◆ **Task**: Report how many lines in the listing below include the word "screenshot". Write nothing besides the number.

◆ **Stored rows**:
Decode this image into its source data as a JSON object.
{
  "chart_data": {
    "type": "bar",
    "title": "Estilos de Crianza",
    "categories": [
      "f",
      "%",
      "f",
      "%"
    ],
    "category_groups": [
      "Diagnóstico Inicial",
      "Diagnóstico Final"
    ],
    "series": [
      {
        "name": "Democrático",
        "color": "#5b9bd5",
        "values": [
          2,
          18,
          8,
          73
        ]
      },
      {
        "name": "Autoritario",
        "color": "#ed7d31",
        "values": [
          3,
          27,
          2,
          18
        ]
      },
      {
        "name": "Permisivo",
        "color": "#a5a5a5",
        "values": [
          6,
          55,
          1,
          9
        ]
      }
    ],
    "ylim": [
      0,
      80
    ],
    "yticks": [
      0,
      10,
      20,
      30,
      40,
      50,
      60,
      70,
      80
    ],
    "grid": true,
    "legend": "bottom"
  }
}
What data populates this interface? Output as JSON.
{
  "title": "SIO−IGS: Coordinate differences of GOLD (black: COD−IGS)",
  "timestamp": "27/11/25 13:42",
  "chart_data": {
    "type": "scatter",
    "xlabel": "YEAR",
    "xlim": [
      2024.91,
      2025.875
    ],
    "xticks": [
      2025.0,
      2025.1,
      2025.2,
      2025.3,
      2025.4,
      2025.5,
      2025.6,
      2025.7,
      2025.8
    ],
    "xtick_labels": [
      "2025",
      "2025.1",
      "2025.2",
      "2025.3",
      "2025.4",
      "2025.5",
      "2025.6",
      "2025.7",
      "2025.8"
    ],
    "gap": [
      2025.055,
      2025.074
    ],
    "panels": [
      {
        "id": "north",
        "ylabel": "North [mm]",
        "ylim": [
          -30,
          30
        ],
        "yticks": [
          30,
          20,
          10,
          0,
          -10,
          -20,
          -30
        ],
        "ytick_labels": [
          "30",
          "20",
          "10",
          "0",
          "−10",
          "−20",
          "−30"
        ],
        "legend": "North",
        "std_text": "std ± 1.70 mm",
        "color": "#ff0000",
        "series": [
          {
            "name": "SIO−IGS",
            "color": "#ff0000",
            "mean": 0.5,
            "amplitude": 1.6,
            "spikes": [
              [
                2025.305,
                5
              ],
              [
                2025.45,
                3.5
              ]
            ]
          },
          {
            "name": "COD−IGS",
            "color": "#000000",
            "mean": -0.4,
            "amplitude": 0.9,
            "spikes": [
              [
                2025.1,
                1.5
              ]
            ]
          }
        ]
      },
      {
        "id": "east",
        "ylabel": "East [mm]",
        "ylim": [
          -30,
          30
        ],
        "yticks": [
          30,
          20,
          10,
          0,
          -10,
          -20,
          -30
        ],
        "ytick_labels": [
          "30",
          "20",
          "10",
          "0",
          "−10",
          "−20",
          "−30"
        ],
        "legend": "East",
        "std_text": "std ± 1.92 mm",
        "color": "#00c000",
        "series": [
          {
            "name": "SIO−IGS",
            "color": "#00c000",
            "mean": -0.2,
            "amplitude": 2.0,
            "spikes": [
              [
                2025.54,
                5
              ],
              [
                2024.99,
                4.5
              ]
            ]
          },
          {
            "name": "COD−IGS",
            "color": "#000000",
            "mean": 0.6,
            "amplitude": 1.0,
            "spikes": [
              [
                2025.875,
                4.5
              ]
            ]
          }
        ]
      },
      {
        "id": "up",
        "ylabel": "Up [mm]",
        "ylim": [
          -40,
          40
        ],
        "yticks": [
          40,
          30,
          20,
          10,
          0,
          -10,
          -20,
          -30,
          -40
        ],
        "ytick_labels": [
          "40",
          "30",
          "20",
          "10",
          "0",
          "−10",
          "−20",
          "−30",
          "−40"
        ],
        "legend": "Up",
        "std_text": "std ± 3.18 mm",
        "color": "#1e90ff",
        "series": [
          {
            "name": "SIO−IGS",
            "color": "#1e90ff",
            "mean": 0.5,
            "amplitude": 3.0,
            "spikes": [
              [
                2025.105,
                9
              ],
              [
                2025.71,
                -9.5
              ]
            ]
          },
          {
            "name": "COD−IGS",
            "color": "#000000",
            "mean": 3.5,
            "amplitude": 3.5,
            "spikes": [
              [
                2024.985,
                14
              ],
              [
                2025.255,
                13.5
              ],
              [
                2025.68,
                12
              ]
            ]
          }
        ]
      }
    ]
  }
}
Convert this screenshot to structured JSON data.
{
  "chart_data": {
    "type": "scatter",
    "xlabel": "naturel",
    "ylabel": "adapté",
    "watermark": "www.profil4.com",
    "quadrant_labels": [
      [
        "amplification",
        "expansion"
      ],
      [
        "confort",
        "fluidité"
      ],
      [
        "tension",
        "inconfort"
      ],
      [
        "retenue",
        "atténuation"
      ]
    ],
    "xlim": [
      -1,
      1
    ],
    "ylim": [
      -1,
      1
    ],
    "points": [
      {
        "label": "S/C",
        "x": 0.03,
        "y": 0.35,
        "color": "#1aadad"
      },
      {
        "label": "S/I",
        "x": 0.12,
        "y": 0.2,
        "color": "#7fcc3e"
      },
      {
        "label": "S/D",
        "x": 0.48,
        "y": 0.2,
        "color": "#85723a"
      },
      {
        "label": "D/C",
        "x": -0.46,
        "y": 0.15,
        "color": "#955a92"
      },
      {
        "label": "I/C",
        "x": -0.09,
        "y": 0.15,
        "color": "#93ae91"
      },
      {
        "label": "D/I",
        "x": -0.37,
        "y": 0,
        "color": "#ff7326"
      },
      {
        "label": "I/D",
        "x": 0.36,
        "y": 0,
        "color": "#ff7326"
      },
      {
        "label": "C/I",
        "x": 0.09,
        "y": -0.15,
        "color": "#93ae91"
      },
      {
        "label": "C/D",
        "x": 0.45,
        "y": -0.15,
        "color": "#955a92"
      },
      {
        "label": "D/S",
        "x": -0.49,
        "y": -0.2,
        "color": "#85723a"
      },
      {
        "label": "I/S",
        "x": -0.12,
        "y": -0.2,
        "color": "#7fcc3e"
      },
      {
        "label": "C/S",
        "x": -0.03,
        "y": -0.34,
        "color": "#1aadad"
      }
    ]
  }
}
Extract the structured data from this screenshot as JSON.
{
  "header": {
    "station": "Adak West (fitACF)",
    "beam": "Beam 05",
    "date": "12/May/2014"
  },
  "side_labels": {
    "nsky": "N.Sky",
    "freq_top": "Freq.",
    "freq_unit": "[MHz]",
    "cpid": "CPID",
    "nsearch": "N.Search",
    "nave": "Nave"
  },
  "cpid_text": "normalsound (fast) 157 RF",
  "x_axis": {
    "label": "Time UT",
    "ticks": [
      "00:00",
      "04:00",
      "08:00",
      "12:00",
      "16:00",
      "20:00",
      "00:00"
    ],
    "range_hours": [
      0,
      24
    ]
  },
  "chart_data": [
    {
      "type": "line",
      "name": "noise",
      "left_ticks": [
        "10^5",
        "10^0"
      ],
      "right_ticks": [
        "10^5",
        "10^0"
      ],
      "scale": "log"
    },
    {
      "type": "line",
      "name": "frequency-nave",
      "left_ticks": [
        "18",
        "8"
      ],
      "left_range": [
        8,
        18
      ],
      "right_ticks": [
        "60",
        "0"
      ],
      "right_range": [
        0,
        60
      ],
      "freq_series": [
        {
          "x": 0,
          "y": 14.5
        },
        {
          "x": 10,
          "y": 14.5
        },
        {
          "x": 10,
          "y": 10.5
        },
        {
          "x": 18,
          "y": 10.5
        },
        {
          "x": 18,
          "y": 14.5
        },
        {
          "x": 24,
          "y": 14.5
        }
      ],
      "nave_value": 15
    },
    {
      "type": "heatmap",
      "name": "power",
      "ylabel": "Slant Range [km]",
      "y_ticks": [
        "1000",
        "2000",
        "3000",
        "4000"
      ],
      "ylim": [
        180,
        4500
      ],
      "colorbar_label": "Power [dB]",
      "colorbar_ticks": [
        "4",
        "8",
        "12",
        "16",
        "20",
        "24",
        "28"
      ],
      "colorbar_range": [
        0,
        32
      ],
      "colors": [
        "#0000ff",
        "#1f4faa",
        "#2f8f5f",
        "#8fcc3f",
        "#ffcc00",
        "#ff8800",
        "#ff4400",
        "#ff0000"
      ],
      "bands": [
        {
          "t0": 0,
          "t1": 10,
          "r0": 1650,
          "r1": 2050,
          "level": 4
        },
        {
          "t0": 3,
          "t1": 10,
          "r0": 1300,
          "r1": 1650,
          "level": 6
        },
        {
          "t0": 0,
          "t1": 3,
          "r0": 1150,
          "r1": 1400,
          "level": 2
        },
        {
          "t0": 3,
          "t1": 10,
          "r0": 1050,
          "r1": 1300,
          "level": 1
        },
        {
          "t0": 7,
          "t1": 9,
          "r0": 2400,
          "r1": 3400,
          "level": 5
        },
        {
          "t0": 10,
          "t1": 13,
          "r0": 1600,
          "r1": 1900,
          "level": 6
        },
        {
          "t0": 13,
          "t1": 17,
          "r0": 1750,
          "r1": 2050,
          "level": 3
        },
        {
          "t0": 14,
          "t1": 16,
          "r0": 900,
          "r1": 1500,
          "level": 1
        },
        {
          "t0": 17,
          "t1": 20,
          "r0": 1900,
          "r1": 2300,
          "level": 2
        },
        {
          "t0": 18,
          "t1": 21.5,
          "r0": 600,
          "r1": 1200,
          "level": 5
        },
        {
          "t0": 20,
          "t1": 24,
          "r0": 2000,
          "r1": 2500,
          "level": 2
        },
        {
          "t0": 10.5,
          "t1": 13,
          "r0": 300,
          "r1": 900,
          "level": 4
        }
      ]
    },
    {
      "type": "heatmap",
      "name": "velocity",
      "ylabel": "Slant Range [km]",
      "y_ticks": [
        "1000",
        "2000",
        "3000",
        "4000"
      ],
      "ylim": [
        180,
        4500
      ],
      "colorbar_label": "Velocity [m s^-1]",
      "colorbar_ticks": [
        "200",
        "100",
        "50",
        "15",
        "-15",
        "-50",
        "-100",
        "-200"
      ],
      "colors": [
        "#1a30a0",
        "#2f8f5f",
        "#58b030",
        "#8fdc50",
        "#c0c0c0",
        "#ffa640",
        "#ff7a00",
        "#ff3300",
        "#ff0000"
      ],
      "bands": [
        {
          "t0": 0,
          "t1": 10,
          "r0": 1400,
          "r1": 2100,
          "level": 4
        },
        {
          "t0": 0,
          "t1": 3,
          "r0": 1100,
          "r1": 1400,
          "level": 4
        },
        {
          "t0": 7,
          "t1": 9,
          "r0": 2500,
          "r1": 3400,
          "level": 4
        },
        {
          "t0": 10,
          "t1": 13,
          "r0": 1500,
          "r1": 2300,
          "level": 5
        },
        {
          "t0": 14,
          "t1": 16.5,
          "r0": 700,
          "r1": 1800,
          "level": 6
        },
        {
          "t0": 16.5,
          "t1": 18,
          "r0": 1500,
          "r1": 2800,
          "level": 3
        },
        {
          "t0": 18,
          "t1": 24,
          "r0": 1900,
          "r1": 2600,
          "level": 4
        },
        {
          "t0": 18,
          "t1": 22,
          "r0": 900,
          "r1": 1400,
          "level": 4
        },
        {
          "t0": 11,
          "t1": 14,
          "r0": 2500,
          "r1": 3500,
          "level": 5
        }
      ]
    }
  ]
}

◆ **Task answer**: 2